## TO DO
**1)** In the excerpt about YFI and CVX, by what factor are the yield opportunities from tokenization said to exceed those in the physical world?
**2)** Summarize the excerpt about YFI and CVX in two sentences.
**3)** Reproduce the stretch of the excerpt about YFI and CVX from "And why would" through "yield from them.".

Imagine if Amazon was in the business of giving people “1-click” access to quality hedge fund yield strategies instead of e-commerce products, building massive revenues from transactions and farming fees.
That is what YFI and CVX can become.
And why would institutions opt to flock to a digital hedge fund platform like YFI?
Because it offers them access to digital asset revenue clearly impossible to get elsewhere.
And in an era of increasing tokenization, where art can be tokenized (see Beeple), where real estate can be tokenized and sold online, where vehicles and other real world items can be tokenized as NFTs and sold in metaverses, where digital land can be tokenized and rented out to advertisers… the yield opportunities are greater than in the physical world by a factor of 1000. There is no way a traditional hedge fund could even access many of these assets in the analog world, much less earn yield from them.
If you’re going to play, you go to play where you can get access to the most incentivized strategists and where you can train your team to develop strategies that serve the needs of your organization all on one digital platform.
That is the YFI and CVX hedge fund platforms of the future (Or their next generation iterations).
In other words, companies will be able to plug in, with a click of a button, to a financial ecosystem where they can get yield on a range of real world and digital assets that support the growth of their treasuries. They will be able to benefit both from producing these strategies and from using the strategies of others.

## SOURCE DATA

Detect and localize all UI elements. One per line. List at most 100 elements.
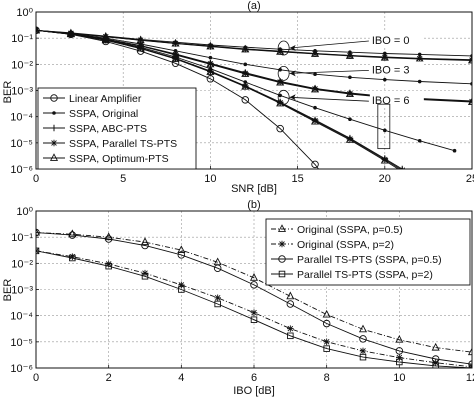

## TASK ANSWERS
**1)** A factor of 1000.

**2)** The excerpt likens YFI and CVX to an Amazon that gives people one-click access to hedge fund yield strategies, earning revenue from transactions and farming fees. It argues that institutions would choose such platforms because tokenization opens yield on real-world and digital assets that traditional hedge funds cannot reach, letting companies both produce strategies and use those of others.

**3)**
And why would institutions opt to flock to a digital hedge fund platform like YFI?
Because it offers them access to digital asset revenue clearly impossible to get elsewhere.
And in an era of increasing tokenization, where art can be tokenized (see Beeple), where real estate can be tokenized and sold online, where vehicles and other real world items can be tokenized as NFTs and sold in metaverses, where digital land can be tokenized and rented out to advertisers… the yield opportunities are greater than in the physical world by a factor of 1000. There is no way a traditional hedge fund could even access many of these assets in the analog world, much less earn yield from them.